___ DATASET EXTRACT

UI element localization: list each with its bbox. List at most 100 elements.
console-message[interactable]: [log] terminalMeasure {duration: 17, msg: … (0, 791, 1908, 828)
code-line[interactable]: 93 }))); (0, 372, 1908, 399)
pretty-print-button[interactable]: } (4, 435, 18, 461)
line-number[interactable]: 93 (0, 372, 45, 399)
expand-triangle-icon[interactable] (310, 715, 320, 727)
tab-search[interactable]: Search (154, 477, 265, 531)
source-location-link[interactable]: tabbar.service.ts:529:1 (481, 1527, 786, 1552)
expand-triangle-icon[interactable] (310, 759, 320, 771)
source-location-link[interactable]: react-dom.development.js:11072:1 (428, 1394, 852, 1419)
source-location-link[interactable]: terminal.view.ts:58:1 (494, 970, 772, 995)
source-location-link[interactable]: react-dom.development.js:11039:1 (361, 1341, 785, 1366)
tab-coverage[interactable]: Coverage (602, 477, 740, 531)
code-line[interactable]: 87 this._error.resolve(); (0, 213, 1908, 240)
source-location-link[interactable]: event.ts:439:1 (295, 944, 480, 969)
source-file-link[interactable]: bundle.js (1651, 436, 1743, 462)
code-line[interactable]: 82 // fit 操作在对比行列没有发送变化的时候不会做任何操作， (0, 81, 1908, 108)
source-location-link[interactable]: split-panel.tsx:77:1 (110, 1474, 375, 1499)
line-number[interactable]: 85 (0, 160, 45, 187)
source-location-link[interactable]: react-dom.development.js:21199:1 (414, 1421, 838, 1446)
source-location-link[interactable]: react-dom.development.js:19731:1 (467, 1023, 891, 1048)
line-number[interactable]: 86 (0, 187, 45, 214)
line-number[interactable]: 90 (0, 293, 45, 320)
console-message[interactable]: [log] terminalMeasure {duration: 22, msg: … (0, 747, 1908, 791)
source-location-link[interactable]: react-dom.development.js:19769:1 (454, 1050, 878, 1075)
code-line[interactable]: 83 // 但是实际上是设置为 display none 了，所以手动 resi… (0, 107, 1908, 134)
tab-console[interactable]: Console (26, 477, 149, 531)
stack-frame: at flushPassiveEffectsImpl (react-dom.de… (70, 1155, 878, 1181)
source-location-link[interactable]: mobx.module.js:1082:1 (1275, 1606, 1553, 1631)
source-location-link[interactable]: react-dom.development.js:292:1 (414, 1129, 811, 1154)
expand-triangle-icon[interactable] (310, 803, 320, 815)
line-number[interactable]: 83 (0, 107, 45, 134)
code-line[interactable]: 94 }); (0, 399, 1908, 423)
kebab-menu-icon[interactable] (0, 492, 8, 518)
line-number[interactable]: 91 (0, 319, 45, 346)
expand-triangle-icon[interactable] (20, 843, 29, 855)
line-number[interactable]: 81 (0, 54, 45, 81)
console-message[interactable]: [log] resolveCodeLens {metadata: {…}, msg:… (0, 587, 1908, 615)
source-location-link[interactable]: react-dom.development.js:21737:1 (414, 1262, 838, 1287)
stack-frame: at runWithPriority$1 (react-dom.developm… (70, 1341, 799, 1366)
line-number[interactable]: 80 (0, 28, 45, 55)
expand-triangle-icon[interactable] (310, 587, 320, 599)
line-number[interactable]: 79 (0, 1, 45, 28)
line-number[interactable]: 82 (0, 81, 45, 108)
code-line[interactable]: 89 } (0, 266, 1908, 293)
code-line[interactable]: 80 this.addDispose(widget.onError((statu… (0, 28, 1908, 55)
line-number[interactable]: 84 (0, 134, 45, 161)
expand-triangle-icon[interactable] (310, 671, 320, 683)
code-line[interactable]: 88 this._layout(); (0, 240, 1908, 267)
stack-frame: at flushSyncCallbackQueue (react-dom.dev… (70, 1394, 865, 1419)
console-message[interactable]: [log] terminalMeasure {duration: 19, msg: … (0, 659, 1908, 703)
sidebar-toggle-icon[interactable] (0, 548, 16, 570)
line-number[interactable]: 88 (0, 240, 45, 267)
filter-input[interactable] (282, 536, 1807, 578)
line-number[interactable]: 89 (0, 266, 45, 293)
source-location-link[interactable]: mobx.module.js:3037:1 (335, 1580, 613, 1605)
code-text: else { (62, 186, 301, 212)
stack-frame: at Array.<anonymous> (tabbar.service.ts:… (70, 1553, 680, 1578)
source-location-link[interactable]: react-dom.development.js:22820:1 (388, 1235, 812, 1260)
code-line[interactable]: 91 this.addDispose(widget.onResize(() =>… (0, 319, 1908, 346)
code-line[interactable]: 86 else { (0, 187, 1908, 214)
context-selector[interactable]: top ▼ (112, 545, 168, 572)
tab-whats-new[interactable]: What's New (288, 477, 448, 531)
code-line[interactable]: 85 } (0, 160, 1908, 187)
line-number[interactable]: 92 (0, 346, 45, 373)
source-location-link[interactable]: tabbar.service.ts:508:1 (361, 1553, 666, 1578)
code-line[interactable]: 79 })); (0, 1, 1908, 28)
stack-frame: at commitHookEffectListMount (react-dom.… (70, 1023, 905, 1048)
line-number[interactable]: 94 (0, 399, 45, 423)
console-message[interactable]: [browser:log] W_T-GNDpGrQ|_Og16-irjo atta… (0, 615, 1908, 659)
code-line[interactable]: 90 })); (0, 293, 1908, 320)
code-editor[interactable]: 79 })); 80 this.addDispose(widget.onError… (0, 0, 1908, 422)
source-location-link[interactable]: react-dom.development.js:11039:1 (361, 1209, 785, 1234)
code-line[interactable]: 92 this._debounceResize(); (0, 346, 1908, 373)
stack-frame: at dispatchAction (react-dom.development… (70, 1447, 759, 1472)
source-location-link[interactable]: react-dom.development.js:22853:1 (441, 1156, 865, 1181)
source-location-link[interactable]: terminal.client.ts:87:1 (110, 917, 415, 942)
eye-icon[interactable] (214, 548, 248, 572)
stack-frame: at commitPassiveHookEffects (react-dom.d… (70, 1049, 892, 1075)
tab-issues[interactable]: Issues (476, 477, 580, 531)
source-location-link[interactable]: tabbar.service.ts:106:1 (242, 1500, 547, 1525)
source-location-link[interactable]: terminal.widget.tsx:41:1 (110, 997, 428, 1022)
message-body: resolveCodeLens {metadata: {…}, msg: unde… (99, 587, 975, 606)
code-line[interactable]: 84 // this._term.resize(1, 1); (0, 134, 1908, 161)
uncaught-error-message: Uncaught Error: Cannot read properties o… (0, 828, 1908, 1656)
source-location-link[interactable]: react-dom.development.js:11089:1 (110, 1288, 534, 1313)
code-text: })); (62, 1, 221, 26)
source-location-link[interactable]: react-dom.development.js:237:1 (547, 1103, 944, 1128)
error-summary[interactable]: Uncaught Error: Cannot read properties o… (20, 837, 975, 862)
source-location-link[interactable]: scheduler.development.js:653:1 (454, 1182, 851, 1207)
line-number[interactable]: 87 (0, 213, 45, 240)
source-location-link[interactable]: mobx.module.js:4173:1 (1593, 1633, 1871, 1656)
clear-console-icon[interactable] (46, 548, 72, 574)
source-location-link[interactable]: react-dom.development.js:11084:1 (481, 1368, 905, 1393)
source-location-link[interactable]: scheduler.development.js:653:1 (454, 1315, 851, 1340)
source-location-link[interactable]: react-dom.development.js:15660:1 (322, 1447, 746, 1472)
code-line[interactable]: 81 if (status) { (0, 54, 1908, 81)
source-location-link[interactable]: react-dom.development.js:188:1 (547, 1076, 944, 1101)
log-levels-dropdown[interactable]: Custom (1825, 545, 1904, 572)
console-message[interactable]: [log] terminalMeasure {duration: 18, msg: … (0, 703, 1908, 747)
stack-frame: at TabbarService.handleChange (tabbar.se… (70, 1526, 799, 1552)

______

* [WHAT IS ASKED] Switch every "expand-triangle-icon" in the records above to "disclosure-triangle-icon" and write out all the records again with nothing else changed.

* [OUTPUT FOR THIS EXERCISE]
UI element localization: list each with its bbox. List at most 100 elements.
console-message[interactable]: [log] terminalMeasure {duration: 17, msg: … (0, 791, 1908, 828)
code-line[interactable]: 93 }))); (0, 372, 1908, 399)
pretty-print-button[interactable]: } (4, 435, 18, 461)
line-number[interactable]: 93 (0, 372, 45, 399)
disclosure-triangle-icon[interactable] (310, 715, 320, 727)
tab-search[interactable]: Search (154, 477, 265, 531)
source-location-link[interactable]: tabbar.service.ts:529:1 (481, 1527, 786, 1552)
disclosure-triangle-icon[interactable] (310, 759, 320, 771)
source-location-link[interactable]: react-dom.development.js:11072:1 (428, 1394, 852, 1419)
source-location-link[interactable]: terminal.view.ts:58:1 (494, 970, 772, 995)
source-location-link[interactable]: react-dom.development.js:11039:1 (361, 1341, 785, 1366)
tab-coverage[interactable]: Coverage (602, 477, 740, 531)
code-line[interactable]: 87 this._error.resolve(); (0, 213, 1908, 240)
source-location-link[interactable]: event.ts:439:1 (295, 944, 480, 969)
source-file-link[interactable]: bundle.js (1651, 436, 1743, 462)
code-line[interactable]: 82 // fit 操作在对比行列没有发送变化的时候不会做任何操作， (0, 81, 1908, 108)
source-location-link[interactable]: split-panel.tsx:77:1 (110, 1474, 375, 1499)
line-number[interactable]: 85 (0, 160, 45, 187)
source-location-link[interactable]: react-dom.development.js:21199:1 (414, 1421, 838, 1446)
source-location-link[interactable]: react-dom.development.js:19731:1 (467, 1023, 891, 1048)
line-number[interactable]: 86 (0, 187, 45, 214)
line-number[interactable]: 90 (0, 293, 45, 320)
console-message[interactable]: [log] terminalMeasure {duration: 22, msg: … (0, 747, 1908, 791)
source-location-link[interactable]: react-dom.development.js:19769:1 (454, 1050, 878, 1075)
code-line[interactable]: 83 // 但是实际上是设置为 display none 了，所以手动 resi… (0, 107, 1908, 134)
tab-console[interactable]: Console (26, 477, 149, 531)
stack-frame: at flushPassiveEffectsImpl (react-dom.de… (70, 1155, 878, 1181)
source-location-link[interactable]: mobx.module.js:1082:1 (1275, 1606, 1553, 1631)
source-location-link[interactable]: react-dom.development.js:292:1 (414, 1129, 811, 1154)
disclosure-triangle-icon[interactable] (310, 803, 320, 815)
line-number[interactable]: 83 (0, 107, 45, 134)
code-line[interactable]: 94 }); (0, 399, 1908, 423)
kebab-menu-icon[interactable] (0, 492, 8, 518)
line-number[interactable]: 91 (0, 319, 45, 346)
disclosure-triangle-icon[interactable] (20, 843, 29, 855)
line-number[interactable]: 81 (0, 54, 45, 81)
console-message[interactable]: [log] resolveCodeLens {metadata: {…}, msg:… (0, 587, 1908, 615)
source-location-link[interactable]: react-dom.development.js:21737:1 (414, 1262, 838, 1287)
stack-frame: at runWithPriority$1 (react-dom.developm… (70, 1341, 799, 1366)
line-number[interactable]: 80 (0, 28, 45, 55)
disclosure-triangle-icon[interactable] (310, 587, 320, 599)
line-number[interactable]: 79 (0, 1, 45, 28)
line-number[interactable]: 82 (0, 81, 45, 108)
code-line[interactable]: 89 } (0, 266, 1908, 293)
code-line[interactable]: 80 this.addDispose(widget.onError((statu… (0, 28, 1908, 55)
line-number[interactable]: 84 (0, 134, 45, 161)
disclosure-triangle-icon[interactable] (310, 671, 320, 683)
code-line[interactable]: 88 this._layout(); (0, 240, 1908, 267)
stack-frame: at flushSyncCallbackQueue (react-dom.dev… (70, 1394, 865, 1419)
console-message[interactable]: [log] terminalMeasure {duration: 19, msg: … (0, 659, 1908, 703)
sidebar-toggle-icon[interactable] (0, 548, 16, 570)
line-number[interactable]: 88 (0, 240, 45, 267)
filter-input[interactable] (282, 536, 1807, 578)
line-number[interactable]: 89 (0, 266, 45, 293)
source-location-link[interactable]: mobx.module.js:3037:1 (335, 1580, 613, 1605)
code-text: else { (62, 186, 301, 212)
stack-frame: at Array.<anonymous> (tabbar.service.ts:… (70, 1553, 680, 1578)
source-location-link[interactable]: react-dom.development.js:22820:1 (388, 1235, 812, 1260)
code-line[interactable]: 91 this.addDispose(widget.onResize(() =>… (0, 319, 1908, 346)
code-line[interactable]: 86 else { (0, 187, 1908, 214)
context-selector[interactable]: top ▼ (112, 545, 168, 572)
tab-whats-new[interactable]: What's New (288, 477, 448, 531)
code-line[interactable]: 85 } (0, 160, 1908, 187)
line-number[interactable]: 92 (0, 346, 45, 373)
source-location-link[interactable]: tabbar.service.ts:508:1 (361, 1553, 666, 1578)
code-line[interactable]: 79 })); (0, 1, 1908, 28)
stack-frame: at commitHookEffectListMount (react-dom.… (70, 1023, 905, 1048)
line-number[interactable]: 94 (0, 399, 45, 423)
console-message[interactable]: [browser:log] W_T-GNDpGrQ|_Og16-irjo atta… (0, 615, 1908, 659)
code-line[interactable]: 90 })); (0, 293, 1908, 320)
code-editor[interactable]: 79 })); 80 this.addDispose(widget.onError… (0, 0, 1908, 422)
source-location-link[interactable]: react-dom.development.js:11039:1 (361, 1209, 785, 1234)
code-line[interactable]: 92 this._debounceResize(); (0, 346, 1908, 373)
stack-frame: at dispatchAction (react-dom.development… (70, 1447, 759, 1472)
source-location-link[interactable]: react-dom.development.js:22853:1 (441, 1156, 865, 1181)
source-location-link[interactable]: terminal.client.ts:87:1 (110, 917, 415, 942)
eye-icon[interactable] (214, 548, 248, 572)
stack-frame: at commitPassiveHookEffects (react-dom.d… (70, 1049, 892, 1075)
tab-issues[interactable]: Issues (476, 477, 580, 531)
source-location-link[interactable]: tabbar.service.ts:106:1 (242, 1500, 547, 1525)
source-location-link[interactable]: terminal.widget.tsx:41:1 (110, 997, 428, 1022)
message-body: resolveCodeLens {metadata: {…}, msg: unde… (99, 587, 975, 606)
code-line[interactable]: 84 // this._term.resize(1, 1); (0, 134, 1908, 161)
uncaught-error-message: Uncaught Error: Cannot read properties o… (0, 828, 1908, 1656)
source-location-link[interactable]: react-dom.development.js:11089:1 (110, 1288, 534, 1313)
code-text: })); (62, 1, 221, 26)
source-location-link[interactable]: react-dom.development.js:237:1 (547, 1103, 944, 1128)
error-summary[interactable]: Uncaught Error: Cannot read properties o… (20, 837, 975, 862)
source-location-link[interactable]: scheduler.development.js:653:1 (454, 1182, 851, 1207)
line-number[interactable]: 87 (0, 213, 45, 240)
source-location-link[interactable]: mobx.module.js:4173:1 (1593, 1633, 1871, 1656)
clear-console-icon[interactable] (46, 548, 72, 574)
source-location-link[interactable]: react-dom.development.js:11084:1 (481, 1368, 905, 1393)
source-location-link[interactable]: scheduler.development.js:653:1 (454, 1315, 851, 1340)
source-location-link[interactable]: react-dom.development.js:15660:1 (322, 1447, 746, 1472)
code-line[interactable]: 81 if (status) { (0, 54, 1908, 81)
source-location-link[interactable]: react-dom.development.js:188:1 (547, 1076, 944, 1101)
log-levels-dropdown[interactable]: Custom (1825, 545, 1904, 572)
console-message[interactable]: [log] terminalMeasure {duration: 18, msg: … (0, 703, 1908, 747)
stack-frame: at TabbarService.handleChange (tabbar.se… (70, 1526, 799, 1552)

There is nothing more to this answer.